• TASK STATEMENT
Your task is to gather the lines below that hold the string "закономерностей".

[Recorded data]
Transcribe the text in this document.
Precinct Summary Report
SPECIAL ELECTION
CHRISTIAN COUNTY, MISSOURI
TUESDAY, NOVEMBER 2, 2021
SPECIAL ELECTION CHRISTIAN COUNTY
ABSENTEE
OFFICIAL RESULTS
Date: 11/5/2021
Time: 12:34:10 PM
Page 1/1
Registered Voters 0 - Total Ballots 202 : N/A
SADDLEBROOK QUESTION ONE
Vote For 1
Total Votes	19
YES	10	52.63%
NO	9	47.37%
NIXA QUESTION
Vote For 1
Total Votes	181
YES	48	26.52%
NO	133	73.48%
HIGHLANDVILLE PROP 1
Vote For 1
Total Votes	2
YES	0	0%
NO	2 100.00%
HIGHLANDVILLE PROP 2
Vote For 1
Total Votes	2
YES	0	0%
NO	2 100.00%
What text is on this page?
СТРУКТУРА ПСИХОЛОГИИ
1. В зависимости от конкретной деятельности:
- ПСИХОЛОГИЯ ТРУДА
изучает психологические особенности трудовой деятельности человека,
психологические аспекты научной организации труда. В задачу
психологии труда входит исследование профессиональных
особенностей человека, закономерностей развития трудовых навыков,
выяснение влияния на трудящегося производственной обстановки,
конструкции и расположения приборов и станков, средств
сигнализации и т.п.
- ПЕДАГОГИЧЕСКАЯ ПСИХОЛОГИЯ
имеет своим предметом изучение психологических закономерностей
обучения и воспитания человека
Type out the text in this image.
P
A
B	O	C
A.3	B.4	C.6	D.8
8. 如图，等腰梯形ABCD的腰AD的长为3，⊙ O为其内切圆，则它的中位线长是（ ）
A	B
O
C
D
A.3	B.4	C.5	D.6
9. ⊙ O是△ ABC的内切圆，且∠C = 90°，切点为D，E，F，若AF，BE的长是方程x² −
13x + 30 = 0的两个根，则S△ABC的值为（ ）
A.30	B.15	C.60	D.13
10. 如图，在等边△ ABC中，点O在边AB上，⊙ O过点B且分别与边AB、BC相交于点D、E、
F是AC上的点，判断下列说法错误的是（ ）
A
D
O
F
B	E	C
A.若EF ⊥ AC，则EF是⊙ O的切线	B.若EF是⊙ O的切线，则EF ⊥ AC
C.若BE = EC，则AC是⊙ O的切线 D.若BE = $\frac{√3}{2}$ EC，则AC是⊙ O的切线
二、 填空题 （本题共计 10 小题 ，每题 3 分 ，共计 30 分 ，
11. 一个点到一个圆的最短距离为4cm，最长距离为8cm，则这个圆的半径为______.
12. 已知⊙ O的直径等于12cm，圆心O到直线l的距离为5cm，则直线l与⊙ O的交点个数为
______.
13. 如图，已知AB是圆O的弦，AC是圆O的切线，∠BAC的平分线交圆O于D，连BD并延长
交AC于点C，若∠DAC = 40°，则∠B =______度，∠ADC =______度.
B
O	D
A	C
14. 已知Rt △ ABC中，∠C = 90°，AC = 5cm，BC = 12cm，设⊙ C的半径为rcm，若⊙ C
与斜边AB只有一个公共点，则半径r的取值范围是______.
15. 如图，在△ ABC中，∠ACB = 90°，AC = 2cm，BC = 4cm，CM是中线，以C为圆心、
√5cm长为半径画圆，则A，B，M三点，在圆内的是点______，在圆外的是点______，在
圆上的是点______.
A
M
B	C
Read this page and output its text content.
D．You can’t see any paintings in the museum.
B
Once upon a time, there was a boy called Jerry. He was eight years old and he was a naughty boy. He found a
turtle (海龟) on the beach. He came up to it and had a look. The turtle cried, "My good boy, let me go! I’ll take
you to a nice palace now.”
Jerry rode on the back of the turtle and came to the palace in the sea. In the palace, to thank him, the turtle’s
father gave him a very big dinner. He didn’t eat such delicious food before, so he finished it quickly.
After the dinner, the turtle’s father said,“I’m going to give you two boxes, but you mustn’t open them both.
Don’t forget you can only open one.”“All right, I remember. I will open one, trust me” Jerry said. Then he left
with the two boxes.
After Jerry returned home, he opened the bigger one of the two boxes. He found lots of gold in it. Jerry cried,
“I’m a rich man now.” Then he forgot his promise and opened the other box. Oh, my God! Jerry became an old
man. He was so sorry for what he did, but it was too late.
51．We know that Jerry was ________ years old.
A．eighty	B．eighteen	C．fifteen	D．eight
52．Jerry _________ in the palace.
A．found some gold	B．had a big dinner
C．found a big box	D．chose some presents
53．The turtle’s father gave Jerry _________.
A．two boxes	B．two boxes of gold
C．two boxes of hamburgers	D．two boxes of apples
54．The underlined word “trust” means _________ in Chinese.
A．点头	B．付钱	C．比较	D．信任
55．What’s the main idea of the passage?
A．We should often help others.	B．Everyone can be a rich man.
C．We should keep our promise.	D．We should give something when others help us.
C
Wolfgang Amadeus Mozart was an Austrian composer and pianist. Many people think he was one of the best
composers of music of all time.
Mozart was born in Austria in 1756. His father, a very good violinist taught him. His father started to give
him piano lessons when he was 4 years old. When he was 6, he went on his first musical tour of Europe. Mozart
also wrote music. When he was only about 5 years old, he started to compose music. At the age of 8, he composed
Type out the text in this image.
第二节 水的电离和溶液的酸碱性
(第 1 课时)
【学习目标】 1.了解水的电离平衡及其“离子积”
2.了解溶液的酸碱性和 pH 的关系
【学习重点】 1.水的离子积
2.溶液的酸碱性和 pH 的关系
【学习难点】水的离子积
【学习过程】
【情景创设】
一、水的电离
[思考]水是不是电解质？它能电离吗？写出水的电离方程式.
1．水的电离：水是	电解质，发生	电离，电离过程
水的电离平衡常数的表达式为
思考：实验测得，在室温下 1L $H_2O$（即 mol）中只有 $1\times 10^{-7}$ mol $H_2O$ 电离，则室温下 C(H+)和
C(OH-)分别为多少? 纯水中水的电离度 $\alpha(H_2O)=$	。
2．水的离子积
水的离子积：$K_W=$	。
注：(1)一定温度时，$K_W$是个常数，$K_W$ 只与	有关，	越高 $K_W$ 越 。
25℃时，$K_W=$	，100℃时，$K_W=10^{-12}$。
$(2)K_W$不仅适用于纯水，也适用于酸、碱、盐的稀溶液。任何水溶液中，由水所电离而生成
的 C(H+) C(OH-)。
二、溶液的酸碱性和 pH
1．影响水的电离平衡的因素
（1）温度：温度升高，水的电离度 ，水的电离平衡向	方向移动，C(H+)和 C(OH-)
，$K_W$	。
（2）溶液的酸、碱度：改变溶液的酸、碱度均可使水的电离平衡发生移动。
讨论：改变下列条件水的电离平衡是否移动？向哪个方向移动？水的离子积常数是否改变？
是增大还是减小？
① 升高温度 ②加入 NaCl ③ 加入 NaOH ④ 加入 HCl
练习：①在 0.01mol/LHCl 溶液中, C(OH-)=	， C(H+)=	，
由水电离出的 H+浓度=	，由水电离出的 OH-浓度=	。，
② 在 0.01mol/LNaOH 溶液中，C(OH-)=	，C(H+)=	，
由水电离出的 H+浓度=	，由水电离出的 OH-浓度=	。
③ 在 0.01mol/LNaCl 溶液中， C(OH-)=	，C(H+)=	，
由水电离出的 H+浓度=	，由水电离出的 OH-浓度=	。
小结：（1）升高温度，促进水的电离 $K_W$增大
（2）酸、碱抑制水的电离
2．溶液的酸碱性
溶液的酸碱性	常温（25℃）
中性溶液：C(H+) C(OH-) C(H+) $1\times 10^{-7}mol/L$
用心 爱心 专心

• RESULT
особенностей человека, закономерностей развития трудовых навыков,
имеет своим предметом изучение психологических закономерностей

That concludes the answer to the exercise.